* _What the task requires_
Leave out the images; return the rest of the data exactly.

Dataset rows:
######
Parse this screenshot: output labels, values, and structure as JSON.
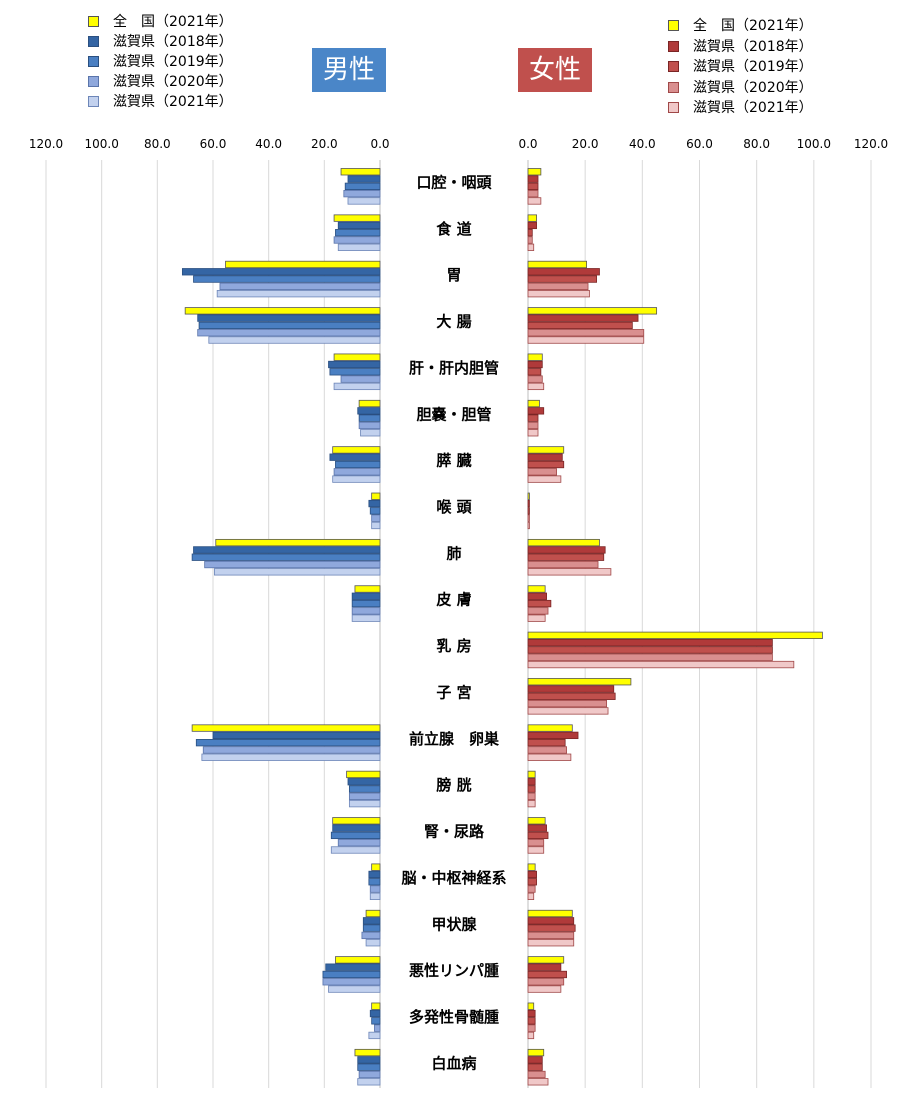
{
  "male_panel": {
    "title": "男性",
    "title_bg": "#4a86c8",
    "legend": [
      {
        "label": "全　国（2021年）",
        "color": "#ffff00",
        "border": "#555555"
      },
      {
        "label": "滋賀県（2018年）",
        "color": "#3465a4",
        "border": "#2a4f80"
      },
      {
        "label": "滋賀県（2019年）",
        "color": "#4a7fc2",
        "border": "#2a4f80"
      },
      {
        "label": "滋賀県（2020年）",
        "color": "#8fa8dc",
        "border": "#5a74aa"
      },
      {
        "label": "滋賀県（2021年）",
        "color": "#c2d1ee",
        "border": "#6d86b8"
      }
    ]
  },
  "female_panel": {
    "title": "女性",
    "title_bg": "#c0504d",
    "legend": [
      {
        "label": "全　国（2021年）",
        "color": "#ffff00",
        "border": "#555555"
      },
      {
        "label": "滋賀県（2018年）",
        "color": "#b03a3a",
        "border": "#7a2525"
      },
      {
        "label": "滋賀県（2019年）",
        "color": "#c0504d",
        "border": "#7a2525"
      },
      {
        "label": "滋賀県（2020年）",
        "color": "#d98f8f",
        "border": "#a04848"
      },
      {
        "label": "滋賀県（2021年）",
        "color": "#f0c8c8",
        "border": "#a04848"
      }
    ]
  },
  "chart_data": {
    "type": "bar",
    "orientation": "horizontal",
    "categories": [
      "口腔・咽頭",
      "食 道",
      "胃",
      "大 腸",
      "肝・肝内胆管",
      "胆嚢・胆管",
      "膵 臓",
      "喉 頭",
      "肺",
      "皮 膚",
      "乳 房",
      "子 宮",
      "前立腺　卵巣",
      "膀 胱",
      "腎・尿路",
      "脳・中枢神経系",
      "甲状腺",
      "悪性リンパ腫",
      "多発性骨髄腫",
      "白血病"
    ],
    "male": {
      "ticks": [
        "120.0",
        "100.0",
        "80.0",
        "60.0",
        "40.0",
        "20.0",
        "0.0"
      ],
      "xlim": [
        0,
        120
      ],
      "direction": "reversed",
      "series": [
        {
          "name": "全　国（2021年）",
          "values": [
            14,
            16.5,
            55.5,
            70,
            16.5,
            7.5,
            17,
            3,
            59,
            9,
            0,
            0,
            67.5,
            12,
            17,
            3,
            5,
            16,
            3,
            9
          ]
        },
        {
          "name": "滋賀県（2018年）",
          "values": [
            11.5,
            15,
            71,
            65.5,
            18.5,
            8,
            18,
            4,
            67,
            10,
            0,
            0,
            60,
            11.5,
            17,
            4,
            6,
            19.5,
            3.5,
            8
          ]
        },
        {
          "name": "滋賀県（2019年）",
          "values": [
            12.5,
            16,
            67,
            65,
            18,
            7.5,
            16,
            3.5,
            67.5,
            10,
            0,
            0,
            66,
            11,
            17.5,
            4,
            6,
            20.5,
            3,
            8
          ]
        },
        {
          "name": "滋賀県（2020年）",
          "values": [
            13,
            16.5,
            57.5,
            65.5,
            14,
            7.5,
            16.5,
            3,
            63,
            10,
            0,
            0,
            63.5,
            11,
            15,
            3.5,
            6.5,
            20.5,
            2,
            7.5
          ]
        },
        {
          "name": "滋賀県（2021年）",
          "values": [
            11.5,
            15,
            58.5,
            61.5,
            16.5,
            7,
            17,
            3,
            59.5,
            10,
            0,
            0,
            64,
            11,
            17.5,
            3.5,
            5,
            18.5,
            4,
            8
          ]
        }
      ]
    },
    "female": {
      "ticks": [
        "0.0",
        "20.0",
        "40.0",
        "60.0",
        "80.0",
        "100.0",
        "120.0"
      ],
      "xlim": [
        0,
        120
      ],
      "direction": "normal",
      "series": [
        {
          "name": "全　国（2021年）",
          "values": [
            4.5,
            3,
            20.5,
            45,
            5,
            4,
            12.5,
            0.5,
            25,
            6,
            103,
            36,
            15.5,
            2.5,
            6,
            2.5,
            15.5,
            12.5,
            2,
            5.5
          ]
        },
        {
          "name": "滋賀県（2018年）",
          "values": [
            3.5,
            3,
            25,
            38.5,
            5,
            5.5,
            12,
            0.5,
            27,
            6.5,
            85.5,
            30,
            17.5,
            2.5,
            6.5,
            3,
            16,
            11.5,
            2.5,
            5
          ]
        },
        {
          "name": "滋賀県（2019年）",
          "values": [
            3.5,
            1.5,
            24,
            36.5,
            4.5,
            3.5,
            12.5,
            0.5,
            26.5,
            8,
            85.5,
            30.5,
            13,
            2.5,
            7,
            3,
            16.5,
            13.5,
            2.5,
            5
          ]
        },
        {
          "name": "滋賀県（2020年）",
          "values": [
            3.5,
            1.5,
            21,
            40.5,
            5,
            3.5,
            10,
            0.5,
            24.5,
            7,
            85.5,
            27.5,
            13.5,
            2.5,
            5.5,
            2.5,
            16,
            12.5,
            2.5,
            6
          ]
        },
        {
          "name": "滋賀県（2021年）",
          "values": [
            4.5,
            2,
            21.5,
            40.5,
            5.5,
            3.5,
            11.5,
            0.5,
            29,
            6,
            93,
            28,
            15,
            2.5,
            5.5,
            2,
            16,
            11.5,
            2,
            7
          ]
        }
      ]
    }
  }
}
######
* _Output for this exercise_
Parse this screenshot: output labels, values, and structure as JSON.
{
  "male_panel": {
    "title": "男性",
    "title_bg": "#4a86c8",
    "legend": [
      {
        "label": "全　国（2021年）",
        "color": "#ffff00",
        "border": "#555555"
      },
      {
        "label": "滋賀県（2018年）",
        "color": "#3465a4",
        "border": "#2a4f80"
      },
      {
        "label": "滋賀県（2019年）",
        "color": "#4a7fc2",
        "border": "#2a4f80"
      },
      {
        "label": "滋賀県（2020年）",
        "color": "#8fa8dc",
        "border": "#5a74aa"
      },
      {
        "label": "滋賀県（2021年）",
        "color": "#c2d1ee",
        "border": "#6d86b8"
      }
    ]
  },
  "female_panel": {
    "title": "女性",
    "title_bg": "#c0504d",
    "legend": [
      {
        "label": "全　国（2021年）",
        "color": "#ffff00",
        "border": "#555555"
      },
      {
        "label": "滋賀県（2018年）",
        "color": "#b03a3a",
        "border": "#7a2525"
      },
      {
        "label": "滋賀県（2019年）",
        "color": "#c0504d",
        "border": "#7a2525"
      },
      {
        "label": "滋賀県（2020年）",
        "color": "#d98f8f",
        "border": "#a04848"
      },
      {
        "label": "滋賀県（2021年）",
        "color": "#f0c8c8",
        "border": "#a04848"
      }
    ]
  },
  "chart_data": {
    "type": "bar",
    "orientation": "horizontal",
    "categories": [
      "口腔・咽頭",
      "食 道",
      "胃",
      "大 腸",
      "肝・肝内胆管",
      "胆嚢・胆管",
      "膵 臓",
      "喉 頭",
      "肺",
      "皮 膚",
      "乳 房",
      "子 宮",
      "前立腺　卵巣",
      "膀 胱",
      "腎・尿路",
      "脳・中枢神経系",
      "甲状腺",
      "悪性リンパ腫",
      "多発性骨髄腫",
      "白血病"
    ],
    "male": {
      "ticks": [
        "120.0",
        "100.0",
        "80.0",
        "60.0",
        "40.0",
        "20.0",
        "0.0"
      ],
      "xlim": [
        0,
        120
      ],
      "direction": "reversed",
      "series": [
        {
          "name": "全　国（2021年）",
          "values": [
            14,
            16.5,
            55.5,
            70,
            16.5,
            7.5,
            17,
            3,
            59,
            9,
            0,
            0,
            67.5,
            12,
            17,
            3,
            5,
            16,
            3,
            9
          ]
        },
        {
          "name": "滋賀県（2018年）",
          "values": [
            11.5,
            15,
            71,
            65.5,
            18.5,
            8,
            18,
            4,
            67,
            10,
            0,
            0,
            60,
            11.5,
            17,
            4,
            6,
            19.5,
            3.5,
            8
          ]
        },
        {
          "name": "滋賀県（2019年）",
          "values": [
            12.5,
            16,
            67,
            65,
            18,
            7.5,
            16,
            3.5,
            67.5,
            10,
            0,
            0,
            66,
            11,
            17.5,
            4,
            6,
            20.5,
            3,
            8
          ]
        },
        {
          "name": "滋賀県（2020年）",
          "values": [
            13,
            16.5,
            57.5,
            65.5,
            14,
            7.5,
            16.5,
            3,
            63,
            10,
            0,
            0,
            63.5,
            11,
            15,
            3.5,
            6.5,
            20.5,
            2,
            7.5
          ]
        },
        {
          "name": "滋賀県（2021年）",
          "values": [
            11.5,
            15,
            58.5,
            61.5,
            16.5,
            7,
            17,
            3,
            59.5,
            10,
            0,
            0,
            64,
            11,
            17.5,
            3.5,
            5,
            18.5,
            4,
            8
          ]
        }
      ]
    },
    "female": {
      "ticks": [
        "0.0",
        "20.0",
        "40.0",
        "60.0",
        "80.0",
        "100.0",
        "120.0"
      ],
      "xlim": [
        0,
        120
      ],
      "direction": "normal",
      "series": [
        {
          "name": "全　国（2021年）",
          "values": [
            4.5,
            3,
            20.5,
            45,
            5,
            4,
            12.5,
            0.5,
            25,
            6,
            103,
            36,
            15.5,
            2.5,
            6,
            2.5,
            15.5,
            12.5,
            2,
            5.5
          ]
        },
        {
          "name": "滋賀県（2018年）",
          "values": [
            3.5,
            3,
            25,
            38.5,
            5,
            5.5,
            12,
            0.5,
            27,
            6.5,
            85.5,
            30,
            17.5,
            2.5,
            6.5,
            3,
            16,
            11.5,
            2.5,
            5
          ]
        },
        {
          "name": "滋賀県（2019年）",
          "values": [
            3.5,
            1.5,
            24,
            36.5,
            4.5,
            3.5,
            12.5,
            0.5,
            26.5,
            8,
            85.5,
            30.5,
            13,
            2.5,
            7,
            3,
            16.5,
            13.5,
            2.5,
            5
          ]
        },
        {
          "name": "滋賀県（2020年）",
          "values": [
            3.5,
            1.5,
            21,
            40.5,
            5,
            3.5,
            10,
            0.5,
            24.5,
            7,
            85.5,
            27.5,
            13.5,
            2.5,
            5.5,
            2.5,
            16,
            12.5,
            2.5,
            6
          ]
        },
        {
          "name": "滋賀県（2021年）",
          "values": [
            4.5,
            2,
            21.5,
            40.5,
            5.5,
            3.5,
            11.5,
            0.5,
            29,
            6,
            93,
            28,
            15,
            2.5,
            5.5,
            2,
            16,
            11.5,
            2,
            7
          ]
        }
      ]
    }
  }
}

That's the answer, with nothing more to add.